**Exercise instructions**
Set down every entry exactly as it was written.

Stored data
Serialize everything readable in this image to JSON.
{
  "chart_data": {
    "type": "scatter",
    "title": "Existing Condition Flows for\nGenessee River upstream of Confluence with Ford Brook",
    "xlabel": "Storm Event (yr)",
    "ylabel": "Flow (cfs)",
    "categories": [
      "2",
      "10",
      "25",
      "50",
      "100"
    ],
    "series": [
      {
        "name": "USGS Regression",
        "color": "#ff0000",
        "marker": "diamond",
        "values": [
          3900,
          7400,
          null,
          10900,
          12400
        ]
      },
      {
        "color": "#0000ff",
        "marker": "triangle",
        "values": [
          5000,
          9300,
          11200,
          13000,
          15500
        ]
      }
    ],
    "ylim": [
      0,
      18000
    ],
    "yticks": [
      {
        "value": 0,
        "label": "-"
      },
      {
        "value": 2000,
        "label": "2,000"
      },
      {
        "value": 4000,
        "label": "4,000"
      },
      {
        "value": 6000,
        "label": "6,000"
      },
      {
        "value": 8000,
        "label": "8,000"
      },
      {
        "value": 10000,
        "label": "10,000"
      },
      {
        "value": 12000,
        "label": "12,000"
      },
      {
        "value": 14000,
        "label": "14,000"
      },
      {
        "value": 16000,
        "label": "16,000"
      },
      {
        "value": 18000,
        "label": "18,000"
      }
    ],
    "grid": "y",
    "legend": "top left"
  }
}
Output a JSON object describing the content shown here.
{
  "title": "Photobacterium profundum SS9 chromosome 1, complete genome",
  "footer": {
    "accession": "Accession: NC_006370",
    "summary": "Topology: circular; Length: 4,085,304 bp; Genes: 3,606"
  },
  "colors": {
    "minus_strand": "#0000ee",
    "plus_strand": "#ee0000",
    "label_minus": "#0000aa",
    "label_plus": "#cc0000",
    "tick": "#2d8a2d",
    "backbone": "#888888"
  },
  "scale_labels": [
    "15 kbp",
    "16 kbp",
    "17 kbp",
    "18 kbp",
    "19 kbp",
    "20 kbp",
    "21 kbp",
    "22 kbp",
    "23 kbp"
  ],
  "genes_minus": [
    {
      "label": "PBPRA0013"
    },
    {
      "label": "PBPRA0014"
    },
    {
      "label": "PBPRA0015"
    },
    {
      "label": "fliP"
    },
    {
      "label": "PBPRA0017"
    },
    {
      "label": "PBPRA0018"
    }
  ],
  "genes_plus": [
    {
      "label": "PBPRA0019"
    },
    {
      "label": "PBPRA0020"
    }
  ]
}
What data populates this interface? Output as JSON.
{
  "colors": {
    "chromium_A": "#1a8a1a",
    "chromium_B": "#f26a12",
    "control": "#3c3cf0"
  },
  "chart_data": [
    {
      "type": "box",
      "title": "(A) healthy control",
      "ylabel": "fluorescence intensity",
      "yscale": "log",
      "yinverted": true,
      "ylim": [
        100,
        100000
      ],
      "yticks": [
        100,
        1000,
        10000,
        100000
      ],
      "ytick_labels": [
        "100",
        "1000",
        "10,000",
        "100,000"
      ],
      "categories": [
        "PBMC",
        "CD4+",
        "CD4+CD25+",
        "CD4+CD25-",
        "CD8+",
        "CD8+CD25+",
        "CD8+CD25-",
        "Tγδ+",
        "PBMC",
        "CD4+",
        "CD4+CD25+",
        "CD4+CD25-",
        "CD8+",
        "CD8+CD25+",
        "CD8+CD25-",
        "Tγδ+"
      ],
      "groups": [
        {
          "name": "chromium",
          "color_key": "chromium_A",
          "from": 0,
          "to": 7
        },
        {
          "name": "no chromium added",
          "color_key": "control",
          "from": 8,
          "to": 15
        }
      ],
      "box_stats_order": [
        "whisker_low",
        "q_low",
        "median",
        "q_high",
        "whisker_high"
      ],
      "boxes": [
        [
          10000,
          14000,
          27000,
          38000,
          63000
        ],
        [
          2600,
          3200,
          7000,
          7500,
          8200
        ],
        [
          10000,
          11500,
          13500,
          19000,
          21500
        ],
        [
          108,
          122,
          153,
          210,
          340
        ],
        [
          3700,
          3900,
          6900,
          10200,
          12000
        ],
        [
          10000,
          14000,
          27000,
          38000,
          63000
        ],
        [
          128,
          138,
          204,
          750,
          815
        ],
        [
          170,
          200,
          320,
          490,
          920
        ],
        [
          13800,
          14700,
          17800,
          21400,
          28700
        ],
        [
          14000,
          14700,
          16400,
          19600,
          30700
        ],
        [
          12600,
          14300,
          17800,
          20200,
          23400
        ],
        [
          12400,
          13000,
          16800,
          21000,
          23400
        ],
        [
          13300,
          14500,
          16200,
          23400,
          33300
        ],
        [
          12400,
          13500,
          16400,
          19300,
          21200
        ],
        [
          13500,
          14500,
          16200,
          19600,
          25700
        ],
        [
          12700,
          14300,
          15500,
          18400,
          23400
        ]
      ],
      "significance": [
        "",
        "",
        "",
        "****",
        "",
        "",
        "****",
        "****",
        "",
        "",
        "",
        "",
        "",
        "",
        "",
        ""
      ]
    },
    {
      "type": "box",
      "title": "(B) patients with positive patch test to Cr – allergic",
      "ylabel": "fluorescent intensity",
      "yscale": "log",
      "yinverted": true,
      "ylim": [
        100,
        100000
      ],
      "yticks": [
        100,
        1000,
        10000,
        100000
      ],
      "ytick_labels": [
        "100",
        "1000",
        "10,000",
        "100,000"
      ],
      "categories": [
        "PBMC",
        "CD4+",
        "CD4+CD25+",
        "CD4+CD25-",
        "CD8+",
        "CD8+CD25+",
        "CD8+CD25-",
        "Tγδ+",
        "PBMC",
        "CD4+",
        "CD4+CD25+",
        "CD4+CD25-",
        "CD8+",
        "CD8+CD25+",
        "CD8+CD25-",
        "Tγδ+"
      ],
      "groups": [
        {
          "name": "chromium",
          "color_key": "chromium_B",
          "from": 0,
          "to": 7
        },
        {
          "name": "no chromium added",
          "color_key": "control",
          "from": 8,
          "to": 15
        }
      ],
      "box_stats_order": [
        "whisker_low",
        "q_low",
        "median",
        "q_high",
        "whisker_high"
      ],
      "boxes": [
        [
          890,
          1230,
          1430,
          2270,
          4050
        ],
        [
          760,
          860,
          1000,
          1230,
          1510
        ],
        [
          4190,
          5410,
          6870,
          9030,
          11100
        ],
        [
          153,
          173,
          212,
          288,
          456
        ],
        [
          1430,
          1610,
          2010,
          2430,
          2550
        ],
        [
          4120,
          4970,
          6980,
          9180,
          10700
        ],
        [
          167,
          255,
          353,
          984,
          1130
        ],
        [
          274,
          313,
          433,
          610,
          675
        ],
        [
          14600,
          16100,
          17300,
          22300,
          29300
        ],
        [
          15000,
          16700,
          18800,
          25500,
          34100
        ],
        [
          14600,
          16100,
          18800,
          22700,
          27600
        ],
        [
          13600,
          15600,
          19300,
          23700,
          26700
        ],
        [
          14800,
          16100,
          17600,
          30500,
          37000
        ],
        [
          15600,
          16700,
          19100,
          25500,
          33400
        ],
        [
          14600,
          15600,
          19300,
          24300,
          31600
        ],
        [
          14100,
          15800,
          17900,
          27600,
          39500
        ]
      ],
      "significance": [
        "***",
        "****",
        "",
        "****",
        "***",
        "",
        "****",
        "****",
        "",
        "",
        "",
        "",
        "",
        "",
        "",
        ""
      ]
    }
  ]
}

**Problem solution**
Serialize everything readable in this image to JSON.
{
  "chart_data": {
    "type": "scatter",
    "title": "Existing Condition Flows for\nGenessee River upstream of Confluence with Ford Brook",
    "xlabel": "Storm Event (yr)",
    "ylabel": "Flow (cfs)",
    "categories": [
      "2",
      "10",
      "25",
      "50",
      "100"
    ],
    "series": [
      {
        "name": "USGS Regression",
        "color": "#ff0000",
        "marker": "diamond",
        "values": [
          3900,
          7400,
          null,
          10900,
          12400
        ]
      },
      {
        "color": "#0000ff",
        "marker": "triangle",
        "values": [
          5000,
          9300,
          11200,
          13000,
          15500
        ]
      }
    ],
    "ylim": [
      0,
      18000
    ],
    "yticks": [
      {
        "value": 0,
        "label": "-"
      },
      {
        "value": 2000,
        "label": "2,000"
      },
      {
        "value": 4000,
        "label": "4,000"
      },
      {
        "value": 6000,
        "label": "6,000"
      },
      {
        "value": 8000,
        "label": "8,000"
      },
      {
        "value": 10000,
        "label": "10,000"
      },
      {
        "value": 12000,
        "label": "12,000"
      },
      {
        "value": 14000,
        "label": "14,000"
      },
      {
        "value": 16000,
        "label": "16,000"
      },
      {
        "value": 18000,
        "label": "18,000"
      }
    ],
    "grid": "y",
    "legend": "top left"
  }
}
Output a JSON object describing the content shown here.
{
  "title": "Photobacterium profundum SS9 chromosome 1, complete genome",
  "footer": {
    "accession": "Accession: NC_006370",
    "summary": "Topology: circular; Length: 4,085,304 bp; Genes: 3,606"
  },
  "colors": {
    "minus_strand": "#0000ee",
    "plus_strand": "#ee0000",
    "label_minus": "#0000aa",
    "label_plus": "#cc0000",
    "tick": "#2d8a2d",
    "backbone": "#888888"
  },
  "scale_labels": [
    "15 kbp",
    "16 kbp",
    "17 kbp",
    "18 kbp",
    "19 kbp",
    "20 kbp",
    "21 kbp",
    "22 kbp",
    "23 kbp"
  ],
  "genes_minus": [
    {
      "label": "PBPRA0013"
    },
    {
      "label": "PBPRA0014"
    },
    {
      "label": "PBPRA0015"
    },
    {
      "label": "fliP"
    },
    {
      "label": "PBPRA0017"
    },
    {
      "label": "PBPRA0018"
    }
  ],
  "genes_plus": [
    {
      "label": "PBPRA0019"
    },
    {
      "label": "PBPRA0020"
    }
  ]
}
What data populates this interface? Output as JSON.
{
  "colors": {
    "chromium_A": "#1a8a1a",
    "chromium_B": "#f26a12",
    "control": "#3c3cf0"
  },
  "chart_data": [
    {
      "type": "box",
      "title": "(A) healthy control",
      "ylabel": "fluorescence intensity",
      "yscale": "log",
      "yinverted": true,
      "ylim": [
        100,
        100000
      ],
      "yticks": [
        100,
        1000,
        10000,
        100000
      ],
      "ytick_labels": [
        "100",
        "1000",
        "10,000",
        "100,000"
      ],
      "categories": [
        "PBMC",
        "CD4+",
        "CD4+CD25+",
        "CD4+CD25-",
        "CD8+",
        "CD8+CD25+",
        "CD8+CD25-",
        "Tγδ+",
        "PBMC",
        "CD4+",
        "CD4+CD25+",
        "CD4+CD25-",
        "CD8+",
        "CD8+CD25+",
        "CD8+CD25-",
        "Tγδ+"
      ],
      "groups": [
        {
          "name": "chromium",
          "color_key": "chromium_A",
          "from": 0,
          "to": 7
        },
        {
          "name": "no chromium added",
          "color_key": "control",
          "from": 8,
          "to": 15
        }
      ],
      "box_stats_order": [
        "whisker_low",
        "q_low",
        "median",
        "q_high",
        "whisker_high"
      ],
      "boxes": [
        [
          10000,
          14000,
          27000,
          38000,
          63000
        ],
        [
          2600,
          3200,
          7000,
          7500,
          8200
        ],
        [
          10000,
          11500,
          13500,
          19000,
          21500
        ],
        [
          108,
          122,
          153,
          210,
          340
        ],
        [
          3700,
          3900,
          6900,
          10200,
          12000
        ],
        [
          10000,
          14000,
          27000,
          38000,
          63000
        ],
        [
          128,
          138,
          204,
          750,
          815
        ],
        [
          170,
          200,
          320,
          490,
          920
        ],
        [
          13800,
          14700,
          17800,
          21400,
          28700
        ],
        [
          14000,
          14700,
          16400,
          19600,
          30700
        ],
        [
          12600,
          14300,
          17800,
          20200,
          23400
        ],
        [
          12400,
          13000,
          16800,
          21000,
          23400
        ],
        [
          13300,
          14500,
          16200,
          23400,
          33300
        ],
        [
          12400,
          13500,
          16400,
          19300,
          21200
        ],
        [
          13500,
          14500,
          16200,
          19600,
          25700
        ],
        [
          12700,
          14300,
          15500,
          18400,
          23400
        ]
      ],
      "significance": [
        "",
        "",
        "",
        "****",
        "",
        "",
        "****",
        "****",
        "",
        "",
        "",
        "",
        "",
        "",
        "",
        ""
      ]
    },
    {
      "type": "box",
      "title": "(B) patients with positive patch test to Cr – allergic",
      "ylabel": "fluorescent intensity",
      "yscale": "log",
      "yinverted": true,
      "ylim": [
        100,
        100000
      ],
      "yticks": [
        100,
        1000,
        10000,
        100000
      ],
      "ytick_labels": [
        "100",
        "1000",
        "10,000",
        "100,000"
      ],
      "categories": [
        "PBMC",
        "CD4+",
        "CD4+CD25+",
        "CD4+CD25-",
        "CD8+",
        "CD8+CD25+",
        "CD8+CD25-",
        "Tγδ+",
        "PBMC",
        "CD4+",
        "CD4+CD25+",
        "CD4+CD25-",
        "CD8+",
        "CD8+CD25+",
        "CD8+CD25-",
        "Tγδ+"
      ],
      "groups": [
        {
          "name": "chromium",
          "color_key": "chromium_B",
          "from": 0,
          "to": 7
        },
        {
          "name": "no chromium added",
          "color_key": "control",
          "from": 8,
          "to": 15
        }
      ],
      "box_stats_order": [
        "whisker_low",
        "q_low",
        "median",
        "q_high",
        "whisker_high"
      ],
      "boxes": [
        [
          890,
          1230,
          1430,
          2270,
          4050
        ],
        [
          760,
          860,
          1000,
          1230,
          1510
        ],
        [
          4190,
          5410,
          6870,
          9030,
          11100
        ],
        [
          153,
          173,
          212,
          288,
          456
        ],
        [
          1430,
          1610,
          2010,
          2430,
          2550
        ],
        [
          4120,
          4970,
          6980,
          9180,
          10700
        ],
        [
          167,
          255,
          353,
          984,
          1130
        ],
        [
          274,
          313,
          433,
          610,
          675
        ],
        [
          14600,
          16100,
          17300,
          22300,
          29300
        ],
        [
          15000,
          16700,
          18800,
          25500,
          34100
        ],
        [
          14600,
          16100,
          18800,
          22700,
          27600
        ],
        [
          13600,
          15600,
          19300,
          23700,
          26700
        ],
        [
          14800,
          16100,
          17600,
          30500,
          37000
        ],
        [
          15600,
          16700,
          19100,
          25500,
          33400
        ],
        [
          14600,
          15600,
          19300,
          24300,
          31600
        ],
        [
          14100,
          15800,
          17900,
          27600,
          39500
        ]
      ],
      "significance": [
        "***",
        "****",
        "",
        "****",
        "***",
        "",
        "****",
        "****",
        "",
        "",
        "",
        "",
        "",
        "",
        "",
        ""
      ]
    }
  ]
}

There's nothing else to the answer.